> [Instruction] Reproduce the material starting at its beginning and ending at the line containing "svg-text:Mar: Mar bbox=[81, 179, 92, 197]", substituting "December" for "Dec" and leaving everything else unchanged. Give only those lines.

> [Material]
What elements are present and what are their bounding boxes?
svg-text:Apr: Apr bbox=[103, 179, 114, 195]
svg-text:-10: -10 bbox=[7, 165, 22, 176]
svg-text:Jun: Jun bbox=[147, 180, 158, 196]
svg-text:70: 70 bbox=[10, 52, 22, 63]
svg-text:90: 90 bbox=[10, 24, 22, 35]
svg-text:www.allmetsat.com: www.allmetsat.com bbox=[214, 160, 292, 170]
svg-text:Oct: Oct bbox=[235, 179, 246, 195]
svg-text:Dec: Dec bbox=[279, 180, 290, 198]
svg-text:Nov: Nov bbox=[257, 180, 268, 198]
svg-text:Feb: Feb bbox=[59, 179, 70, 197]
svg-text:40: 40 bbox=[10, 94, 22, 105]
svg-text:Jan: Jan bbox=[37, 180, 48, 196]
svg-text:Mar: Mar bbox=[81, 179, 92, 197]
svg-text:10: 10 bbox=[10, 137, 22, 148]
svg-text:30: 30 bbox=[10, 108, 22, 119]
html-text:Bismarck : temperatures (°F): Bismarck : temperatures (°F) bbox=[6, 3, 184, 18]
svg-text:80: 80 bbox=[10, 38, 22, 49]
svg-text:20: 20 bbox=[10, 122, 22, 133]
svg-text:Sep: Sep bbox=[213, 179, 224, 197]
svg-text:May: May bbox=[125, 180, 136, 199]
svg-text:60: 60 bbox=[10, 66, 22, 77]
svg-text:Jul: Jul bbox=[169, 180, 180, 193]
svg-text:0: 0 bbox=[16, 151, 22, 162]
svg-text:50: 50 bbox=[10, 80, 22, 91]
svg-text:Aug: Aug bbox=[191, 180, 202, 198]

> [Answer below]
What elements are present and what are their bounding boxes?
svg-text:Apr: Apr bbox=[103, 179, 114, 195]
svg-text:-10: -10 bbox=[7, 165, 22, 176]
svg-text:Jun: Jun bbox=[147, 180, 158, 196]
svg-text:70: 70 bbox=[10, 52, 22, 63]
svg-text:90: 90 bbox=[10, 24, 22, 35]
svg-text:www.allmetsat.com: www.allmetsat.com bbox=[214, 160, 292, 170]
svg-text:Oct: Oct bbox=[235, 179, 246, 195]
svg-text:December: December bbox=[279, 180, 290, 198]
svg-text:Nov: Nov bbox=[257, 180, 268, 198]
svg-text:Feb: Feb bbox=[59, 179, 70, 197]
svg-text:40: 40 bbox=[10, 94, 22, 105]
svg-text:Jan: Jan bbox=[37, 180, 48, 196]
svg-text:Mar: Mar bbox=[81, 179, 92, 197]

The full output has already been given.